**WORK TO DO:** Repeat all of the records verbatim.

**THE DATA:**
○ ○ ○ ○
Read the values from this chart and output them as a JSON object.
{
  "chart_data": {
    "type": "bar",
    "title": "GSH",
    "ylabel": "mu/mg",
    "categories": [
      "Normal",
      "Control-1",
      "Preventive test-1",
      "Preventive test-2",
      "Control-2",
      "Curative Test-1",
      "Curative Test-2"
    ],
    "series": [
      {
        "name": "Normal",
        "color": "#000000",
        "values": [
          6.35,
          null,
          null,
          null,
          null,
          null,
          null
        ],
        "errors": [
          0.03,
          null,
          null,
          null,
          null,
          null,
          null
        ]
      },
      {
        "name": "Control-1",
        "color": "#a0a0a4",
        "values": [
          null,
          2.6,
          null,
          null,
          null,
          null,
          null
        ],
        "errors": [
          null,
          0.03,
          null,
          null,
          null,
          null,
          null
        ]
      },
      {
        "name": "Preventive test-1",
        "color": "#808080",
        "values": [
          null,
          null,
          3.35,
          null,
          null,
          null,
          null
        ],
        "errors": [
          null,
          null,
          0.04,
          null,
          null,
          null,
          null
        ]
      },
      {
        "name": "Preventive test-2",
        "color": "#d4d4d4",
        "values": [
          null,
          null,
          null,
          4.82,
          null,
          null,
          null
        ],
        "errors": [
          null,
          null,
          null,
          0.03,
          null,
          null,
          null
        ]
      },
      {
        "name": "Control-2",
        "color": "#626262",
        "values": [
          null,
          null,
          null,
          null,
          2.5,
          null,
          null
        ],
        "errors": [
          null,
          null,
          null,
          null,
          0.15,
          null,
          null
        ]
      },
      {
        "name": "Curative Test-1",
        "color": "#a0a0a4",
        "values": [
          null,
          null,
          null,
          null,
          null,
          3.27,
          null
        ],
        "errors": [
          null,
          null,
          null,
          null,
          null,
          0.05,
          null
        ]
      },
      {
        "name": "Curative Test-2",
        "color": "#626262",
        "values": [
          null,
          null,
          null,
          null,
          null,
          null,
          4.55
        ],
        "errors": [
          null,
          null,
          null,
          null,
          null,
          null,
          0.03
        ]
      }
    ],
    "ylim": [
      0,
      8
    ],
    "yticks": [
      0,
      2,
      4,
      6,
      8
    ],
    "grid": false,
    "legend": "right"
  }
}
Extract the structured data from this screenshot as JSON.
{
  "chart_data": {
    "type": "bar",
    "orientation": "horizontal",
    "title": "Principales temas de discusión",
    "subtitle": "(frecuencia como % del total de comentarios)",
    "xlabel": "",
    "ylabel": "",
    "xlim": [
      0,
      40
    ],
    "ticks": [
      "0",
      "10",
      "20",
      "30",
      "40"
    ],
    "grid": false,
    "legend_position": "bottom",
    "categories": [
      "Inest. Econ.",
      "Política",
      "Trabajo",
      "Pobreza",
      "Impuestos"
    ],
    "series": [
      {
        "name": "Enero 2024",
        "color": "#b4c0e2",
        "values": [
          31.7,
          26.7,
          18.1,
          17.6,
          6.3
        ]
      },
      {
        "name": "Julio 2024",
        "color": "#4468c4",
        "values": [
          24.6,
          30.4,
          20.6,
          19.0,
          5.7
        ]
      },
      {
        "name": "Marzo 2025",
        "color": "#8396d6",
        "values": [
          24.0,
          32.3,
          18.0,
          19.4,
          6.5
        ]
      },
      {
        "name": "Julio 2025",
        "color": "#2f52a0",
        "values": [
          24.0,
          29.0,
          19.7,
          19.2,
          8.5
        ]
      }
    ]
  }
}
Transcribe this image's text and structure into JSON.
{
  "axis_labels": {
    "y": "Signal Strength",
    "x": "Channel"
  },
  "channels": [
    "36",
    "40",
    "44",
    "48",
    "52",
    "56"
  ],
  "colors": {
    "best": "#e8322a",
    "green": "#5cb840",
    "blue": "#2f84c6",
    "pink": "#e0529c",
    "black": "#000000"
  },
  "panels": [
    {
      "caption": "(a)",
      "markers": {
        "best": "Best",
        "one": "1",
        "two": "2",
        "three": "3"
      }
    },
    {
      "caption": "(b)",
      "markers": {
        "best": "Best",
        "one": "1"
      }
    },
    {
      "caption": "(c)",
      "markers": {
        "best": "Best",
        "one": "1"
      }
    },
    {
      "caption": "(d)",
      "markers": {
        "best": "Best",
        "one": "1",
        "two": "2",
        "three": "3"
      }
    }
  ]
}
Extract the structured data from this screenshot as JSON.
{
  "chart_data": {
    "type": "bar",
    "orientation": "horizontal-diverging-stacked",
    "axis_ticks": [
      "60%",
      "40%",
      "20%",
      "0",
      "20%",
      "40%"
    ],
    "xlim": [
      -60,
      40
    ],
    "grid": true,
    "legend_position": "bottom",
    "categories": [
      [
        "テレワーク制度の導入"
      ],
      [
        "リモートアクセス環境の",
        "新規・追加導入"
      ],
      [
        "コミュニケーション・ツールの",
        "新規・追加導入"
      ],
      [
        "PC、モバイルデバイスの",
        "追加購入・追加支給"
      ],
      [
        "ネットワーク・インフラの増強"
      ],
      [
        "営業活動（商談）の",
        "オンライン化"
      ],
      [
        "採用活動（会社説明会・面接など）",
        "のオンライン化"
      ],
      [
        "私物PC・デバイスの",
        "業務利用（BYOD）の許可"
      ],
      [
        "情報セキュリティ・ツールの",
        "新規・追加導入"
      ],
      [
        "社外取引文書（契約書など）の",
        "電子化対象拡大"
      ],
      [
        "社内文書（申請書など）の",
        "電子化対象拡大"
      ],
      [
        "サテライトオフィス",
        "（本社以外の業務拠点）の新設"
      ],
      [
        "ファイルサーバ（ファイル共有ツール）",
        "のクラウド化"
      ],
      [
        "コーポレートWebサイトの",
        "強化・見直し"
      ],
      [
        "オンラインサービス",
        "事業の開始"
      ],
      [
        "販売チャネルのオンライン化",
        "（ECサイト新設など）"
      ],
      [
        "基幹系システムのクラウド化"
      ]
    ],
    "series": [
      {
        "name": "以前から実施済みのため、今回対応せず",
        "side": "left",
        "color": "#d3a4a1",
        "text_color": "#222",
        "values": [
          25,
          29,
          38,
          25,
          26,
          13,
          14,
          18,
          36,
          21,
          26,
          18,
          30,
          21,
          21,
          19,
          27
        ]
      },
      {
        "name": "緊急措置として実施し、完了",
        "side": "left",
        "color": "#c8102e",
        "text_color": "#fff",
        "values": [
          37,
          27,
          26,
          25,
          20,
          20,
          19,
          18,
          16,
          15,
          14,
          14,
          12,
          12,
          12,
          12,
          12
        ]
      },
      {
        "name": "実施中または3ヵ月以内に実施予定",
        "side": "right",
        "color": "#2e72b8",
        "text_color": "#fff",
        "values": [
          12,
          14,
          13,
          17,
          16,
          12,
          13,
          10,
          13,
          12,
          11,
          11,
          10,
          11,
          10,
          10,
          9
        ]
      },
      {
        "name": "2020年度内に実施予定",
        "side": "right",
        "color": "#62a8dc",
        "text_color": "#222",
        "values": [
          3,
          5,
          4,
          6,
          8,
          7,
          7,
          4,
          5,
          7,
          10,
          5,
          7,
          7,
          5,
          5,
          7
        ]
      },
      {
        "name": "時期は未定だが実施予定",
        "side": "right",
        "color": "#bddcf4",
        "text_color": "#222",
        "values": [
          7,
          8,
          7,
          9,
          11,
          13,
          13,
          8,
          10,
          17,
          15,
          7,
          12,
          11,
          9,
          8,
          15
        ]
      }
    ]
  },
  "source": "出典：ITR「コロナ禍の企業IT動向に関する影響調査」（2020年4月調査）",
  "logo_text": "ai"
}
○ ○ ○ ○
**TASK ANSWER:**
Read the values from this chart and output them as a JSON object.
{
  "chart_data": {
    "type": "bar",
    "title": "GSH",
    "ylabel": "mu/mg",
    "categories": [
      "Normal",
      "Control-1",
      "Preventive test-1",
      "Preventive test-2",
      "Control-2",
      "Curative Test-1",
      "Curative Test-2"
    ],
    "series": [
      {
        "name": "Normal",
        "color": "#000000",
        "values": [
          6.35,
          null,
          null,
          null,
          null,
          null,
          null
        ],
        "errors": [
          0.03,
          null,
          null,
          null,
          null,
          null,
          null
        ]
      },
      {
        "name": "Control-1",
        "color": "#a0a0a4",
        "values": [
          null,
          2.6,
          null,
          null,
          null,
          null,
          null
        ],
        "errors": [
          null,
          0.03,
          null,
          null,
          null,
          null,
          null
        ]
      },
      {
        "name": "Preventive test-1",
        "color": "#808080",
        "values": [
          null,
          null,
          3.35,
          null,
          null,
          null,
          null
        ],
        "errors": [
          null,
          null,
          0.04,
          null,
          null,
          null,
          null
        ]
      },
      {
        "name": "Preventive test-2",
        "color": "#d4d4d4",
        "values": [
          null,
          null,
          null,
          4.82,
          null,
          null,
          null
        ],
        "errors": [
          null,
          null,
          null,
          0.03,
          null,
          null,
          null
        ]
      },
      {
        "name": "Control-2",
        "color": "#626262",
        "values": [
          null,
          null,
          null,
          null,
          2.5,
          null,
          null
        ],
        "errors": [
          null,
          null,
          null,
          null,
          0.15,
          null,
          null
        ]
      },
      {
        "name": "Curative Test-1",
        "color": "#a0a0a4",
        "values": [
          null,
          null,
          null,
          null,
          null,
          3.27,
          null
        ],
        "errors": [
          null,
          null,
          null,
          null,
          null,
          0.05,
          null
        ]
      },
      {
        "name": "Curative Test-2",
        "color": "#626262",
        "values": [
          null,
          null,
          null,
          null,
          null,
          null,
          4.55
        ],
        "errors": [
          null,
          null,
          null,
          null,
          null,
          null,
          0.03
        ]
      }
    ],
    "ylim": [
      0,
      8
    ],
    "yticks": [
      0,
      2,
      4,
      6,
      8
    ],
    "grid": false,
    "legend": "right"
  }
}
Extract the structured data from this screenshot as JSON.
{
  "chart_data": {
    "type": "bar",
    "orientation": "horizontal",
    "title": "Principales temas de discusión",
    "subtitle": "(frecuencia como % del total de comentarios)",
    "xlabel": "",
    "ylabel": "",
    "xlim": [
      0,
      40
    ],
    "ticks": [
      "0",
      "10",
      "20",
      "30",
      "40"
    ],
    "grid": false,
    "legend_position": "bottom",
    "categories": [
      "Inest. Econ.",
      "Política",
      "Trabajo",
      "Pobreza",
      "Impuestos"
    ],
    "series": [
      {
        "name": "Enero 2024",
        "color": "#b4c0e2",
        "values": [
          31.7,
          26.7,
          18.1,
          17.6,
          6.3
        ]
      },
      {
        "name": "Julio 2024",
        "color": "#4468c4",
        "values": [
          24.6,
          30.4,
          20.6,
          19.0,
          5.7
        ]
      },
      {
        "name": "Marzo 2025",
        "color": "#8396d6",
        "values": [
          24.0,
          32.3,
          18.0,
          19.4,
          6.5
        ]
      },
      {
        "name": "Julio 2025",
        "color": "#2f52a0",
        "values": [
          24.0,
          29.0,
          19.7,
          19.2,
          8.5
        ]
      }
    ]
  }
}
Transcribe this image's text and structure into JSON.
{
  "axis_labels": {
    "y": "Signal Strength",
    "x": "Channel"
  },
  "channels": [
    "36",
    "40",
    "44",
    "48",
    "52",
    "56"
  ],
  "colors": {
    "best": "#e8322a",
    "green": "#5cb840",
    "blue": "#2f84c6",
    "pink": "#e0529c",
    "black": "#000000"
  },
  "panels": [
    {
      "caption": "(a)",
      "markers": {
        "best": "Best",
        "one": "1",
        "two": "2",
        "three": "3"
      }
    },
    {
      "caption": "(b)",
      "markers": {
        "best": "Best",
        "one": "1"
      }
    },
    {
      "caption": "(c)",
      "markers": {
        "best": "Best",
        "one": "1"
      }
    },
    {
      "caption": "(d)",
      "markers": {
        "best": "Best",
        "one": "1",
        "two": "2",
        "three": "3"
      }
    }
  ]
}
Extract the structured data from this screenshot as JSON.
{
  "chart_data": {
    "type": "bar",
    "orientation": "horizontal-diverging-stacked",
    "axis_ticks": [
      "60%",
      "40%",
      "20%",
      "0",
      "20%",
      "40%"
    ],
    "xlim": [
      -60,
      40
    ],
    "grid": true,
    "legend_position": "bottom",
    "categories": [
      [
        "テレワーク制度の導入"
      ],
      [
        "リモートアクセス環境の",
        "新規・追加導入"
      ],
      [
        "コミュニケーション・ツールの",
        "新規・追加導入"
      ],
      [
        "PC、モバイルデバイスの",
        "追加購入・追加支給"
      ],
      [
        "ネットワーク・インフラの増強"
      ],
      [
        "営業活動（商談）の",
        "オンライン化"
      ],
      [
        "採用活動（会社説明会・面接など）",
        "のオンライン化"
      ],
      [
        "私物PC・デバイスの",
        "業務利用（BYOD）の許可"
      ],
      [
        "情報セキュリティ・ツールの",
        "新規・追加導入"
      ],
      [
        "社外取引文書（契約書など）の",
        "電子化対象拡大"
      ],
      [
        "社内文書（申請書など）の",
        "電子化対象拡大"
      ],
      [
        "サテライトオフィス",
        "（本社以外の業務拠点）の新設"
      ],
      [
        "ファイルサーバ（ファイル共有ツール）",
        "のクラウド化"
      ],
      [
        "コーポレートWebサイトの",
        "強化・見直し"
      ],
      [
        "オンラインサービス",
        "事業の開始"
      ],
      [
        "販売チャネルのオンライン化",
        "（ECサイト新設など）"
      ],
      [
        "基幹系システムのクラウド化"
      ]
    ],
    "series": [
      {
        "name": "以前から実施済みのため、今回対応せず",
        "side": "left",
        "color": "#d3a4a1",
        "text_color": "#222",
        "values": [
          25,
          29,
          38,
          25,
          26,
          13,
          14,
          18,
          36,
          21,
          26,
          18,
          30,
          21,
          21,
          19,
          27
        ]
      },
      {
        "name": "緊急措置として実施し、完了",
        "side": "left",
        "color": "#c8102e",
        "text_color": "#fff",
        "values": [
          37,
          27,
          26,
          25,
          20,
          20,
          19,
          18,
          16,
          15,
          14,
          14,
          12,
          12,
          12,
          12,
          12
        ]
      },
      {
        "name": "実施中または3ヵ月以内に実施予定",
        "side": "right",
        "color": "#2e72b8",
        "text_color": "#fff",
        "values": [
          12,
          14,
          13,
          17,
          16,
          12,
          13,
          10,
          13,
          12,
          11,
          11,
          10,
          11,
          10,
          10,
          9
        ]
      },
      {
        "name": "2020年度内に実施予定",
        "side": "right",
        "color": "#62a8dc",
        "text_color": "#222",
        "values": [
          3,
          5,
          4,
          6,
          8,
          7,
          7,
          4,
          5,
          7,
          10,
          5,
          7,
          7,
          5,
          5,
          7
        ]
      },
      {
        "name": "時期は未定だが実施予定",
        "side": "right",
        "color": "#bddcf4",
        "text_color": "#222",
        "values": [
          7,
          8,
          7,
          9,
          11,
          13,
          13,
          8,
          10,
          17,
          15,
          7,
          12,
          11,
          9,
          8,
          15
        ]
      }
    ]
  },
  "source": "出典：ITR「コロナ禍の企業IT動向に関する影響調査」（2020年4月調査）",
  "logo_text": "ai"
}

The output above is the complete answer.